- TEXT BLOCK:
----

Lake in Saskatchewan, Canada

Wollaston Lake (ᒌᑲᐦᐃᑲᐣ ᓵᑲᐦᐃᑲᓂᕽ) is a lake in the north-eastern part of the Canadian province of Saskatchewan. It is about 550 km north-east of Prince Albert. With a surface area of 2286 km2 (excluding islands; 2681 km2 if islands are included), it is the largest bifurcation lake in the world — that is, a lake that drains naturally in two directions.

About 10% of the lake's water drains into the Fond du Lac River, which flows out of the lake to the north-west, where it drains into Lake Athabasca, which ultimately drains into the Arctic Ocean via the Mackenzie River system. The rest of the water drains into the Cochrane River, which flows out of the north-eastern side of the lake and into Reindeer Lake, which drains via the Churchill River system into Hudson Bay.

Wollaston Lake's main inflow is the Geikie River which flows from the south-west into the south-west section of the lake. If Hudson Bay is considered an arm of the Atlantic Ocean, then the Geikie is the largest river in the world to flow naturally into two oceans.

Wollaston Lake is also the largest lake entirely within Saskatchewan, although the Saskatchewanian portions of Lake Athabasca and Reindeer Lake are both larger.

Samuel Hearne learned of the lake in 1770 and David Thompson noted in 1796 the dual outlets as "perhaps without parallel in the world". In 1807, Peter Fidler named the lake after George Hyde Wollaston, a member of the Hudson Bay Company's Committee and brother of William Hyde Wollaston.

The only settlement on its shores is also named Wollaston Lake. The settlement includes the northern hamlet of Wollaston Lake with a population of 129 and the adjacent village of Wollaston Post of the Hatchet Lake Dene Nation with a population of 1,251.

----

- PROVIDED INFORMATION:
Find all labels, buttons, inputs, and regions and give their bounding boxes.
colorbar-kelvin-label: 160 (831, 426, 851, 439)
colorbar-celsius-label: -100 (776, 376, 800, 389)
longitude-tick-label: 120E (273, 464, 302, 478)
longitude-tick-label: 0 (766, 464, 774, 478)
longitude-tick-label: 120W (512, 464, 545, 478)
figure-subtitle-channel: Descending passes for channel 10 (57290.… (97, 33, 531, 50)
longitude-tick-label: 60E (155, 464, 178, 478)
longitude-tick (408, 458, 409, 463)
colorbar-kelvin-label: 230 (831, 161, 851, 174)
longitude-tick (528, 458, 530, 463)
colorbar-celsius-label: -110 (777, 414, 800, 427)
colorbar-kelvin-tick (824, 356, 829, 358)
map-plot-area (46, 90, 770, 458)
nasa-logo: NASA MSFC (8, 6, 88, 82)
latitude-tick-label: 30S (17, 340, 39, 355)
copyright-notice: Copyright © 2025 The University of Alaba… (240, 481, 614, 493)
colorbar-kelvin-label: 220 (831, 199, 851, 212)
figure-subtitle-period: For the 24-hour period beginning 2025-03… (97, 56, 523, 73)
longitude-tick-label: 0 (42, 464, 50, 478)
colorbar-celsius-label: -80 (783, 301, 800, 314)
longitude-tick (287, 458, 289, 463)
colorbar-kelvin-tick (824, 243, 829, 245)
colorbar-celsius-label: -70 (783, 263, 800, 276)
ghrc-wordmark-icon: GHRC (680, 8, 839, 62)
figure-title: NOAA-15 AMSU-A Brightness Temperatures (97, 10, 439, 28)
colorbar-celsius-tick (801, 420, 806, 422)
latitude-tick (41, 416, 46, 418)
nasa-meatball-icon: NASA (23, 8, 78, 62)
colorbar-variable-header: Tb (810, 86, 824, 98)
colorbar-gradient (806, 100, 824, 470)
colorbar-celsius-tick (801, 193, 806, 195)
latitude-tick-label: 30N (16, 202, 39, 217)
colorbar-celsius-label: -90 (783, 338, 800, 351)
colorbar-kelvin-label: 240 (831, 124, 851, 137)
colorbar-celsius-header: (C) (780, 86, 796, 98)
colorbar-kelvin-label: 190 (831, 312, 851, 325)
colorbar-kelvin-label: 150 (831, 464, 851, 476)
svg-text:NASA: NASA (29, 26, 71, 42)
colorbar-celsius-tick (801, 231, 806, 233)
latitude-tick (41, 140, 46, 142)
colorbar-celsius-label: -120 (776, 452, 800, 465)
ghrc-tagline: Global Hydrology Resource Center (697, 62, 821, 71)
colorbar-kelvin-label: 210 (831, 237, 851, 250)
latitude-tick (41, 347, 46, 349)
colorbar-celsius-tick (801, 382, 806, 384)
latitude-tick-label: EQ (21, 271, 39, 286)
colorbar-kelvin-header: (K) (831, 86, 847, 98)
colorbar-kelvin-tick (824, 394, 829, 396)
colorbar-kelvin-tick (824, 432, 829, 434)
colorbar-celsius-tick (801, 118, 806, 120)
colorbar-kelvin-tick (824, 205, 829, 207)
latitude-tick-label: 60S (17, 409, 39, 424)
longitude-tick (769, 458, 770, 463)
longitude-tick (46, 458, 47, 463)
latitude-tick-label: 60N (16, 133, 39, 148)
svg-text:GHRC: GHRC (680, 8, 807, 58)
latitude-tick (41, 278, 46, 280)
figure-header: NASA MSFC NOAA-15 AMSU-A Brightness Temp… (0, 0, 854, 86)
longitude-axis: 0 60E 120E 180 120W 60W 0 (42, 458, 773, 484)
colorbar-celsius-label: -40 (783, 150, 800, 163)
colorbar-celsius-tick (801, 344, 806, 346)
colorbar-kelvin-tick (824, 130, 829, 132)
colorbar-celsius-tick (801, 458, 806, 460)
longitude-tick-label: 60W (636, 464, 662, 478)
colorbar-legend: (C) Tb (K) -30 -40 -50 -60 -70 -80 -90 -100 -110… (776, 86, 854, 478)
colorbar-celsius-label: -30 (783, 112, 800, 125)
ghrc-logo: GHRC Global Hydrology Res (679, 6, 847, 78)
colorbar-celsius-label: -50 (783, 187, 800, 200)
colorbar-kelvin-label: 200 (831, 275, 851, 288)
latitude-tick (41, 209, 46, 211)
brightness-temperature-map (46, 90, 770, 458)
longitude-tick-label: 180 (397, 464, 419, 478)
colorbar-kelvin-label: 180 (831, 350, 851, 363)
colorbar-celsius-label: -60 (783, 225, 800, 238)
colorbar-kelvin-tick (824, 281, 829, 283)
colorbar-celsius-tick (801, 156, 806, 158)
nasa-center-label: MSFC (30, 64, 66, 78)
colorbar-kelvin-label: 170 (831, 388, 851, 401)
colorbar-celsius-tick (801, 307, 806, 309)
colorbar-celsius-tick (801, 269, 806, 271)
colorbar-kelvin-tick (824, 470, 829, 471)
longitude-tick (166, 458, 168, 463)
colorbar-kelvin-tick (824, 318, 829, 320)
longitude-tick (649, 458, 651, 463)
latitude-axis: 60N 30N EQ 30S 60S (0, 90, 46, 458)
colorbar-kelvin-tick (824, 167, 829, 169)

----

- PROMPT:
Please check each statement against the Wollaston Lake text and answer yes or no, quoting the exact words that decide it. (a) Most of the lake's water drains into the Fond du Lac River. (b) Peter Fidler named the lake in 1807. (c) The hamlet of Wollaston Lake has more residents than the village of Wollaston Post.

- TASK SOLUTION:
(a) No: "About 10% of the lake's water drains into the Fond du Lac River"
(b) Yes: "In 1807, Peter Fidler named the lake after George Hyde Wollaston"
(c) No: "the northern hamlet of Wollaston Lake with a population of 129 and the adjacent village of Wollaston Post of the Hatchet Lake Dene Nation with a population of 1,251"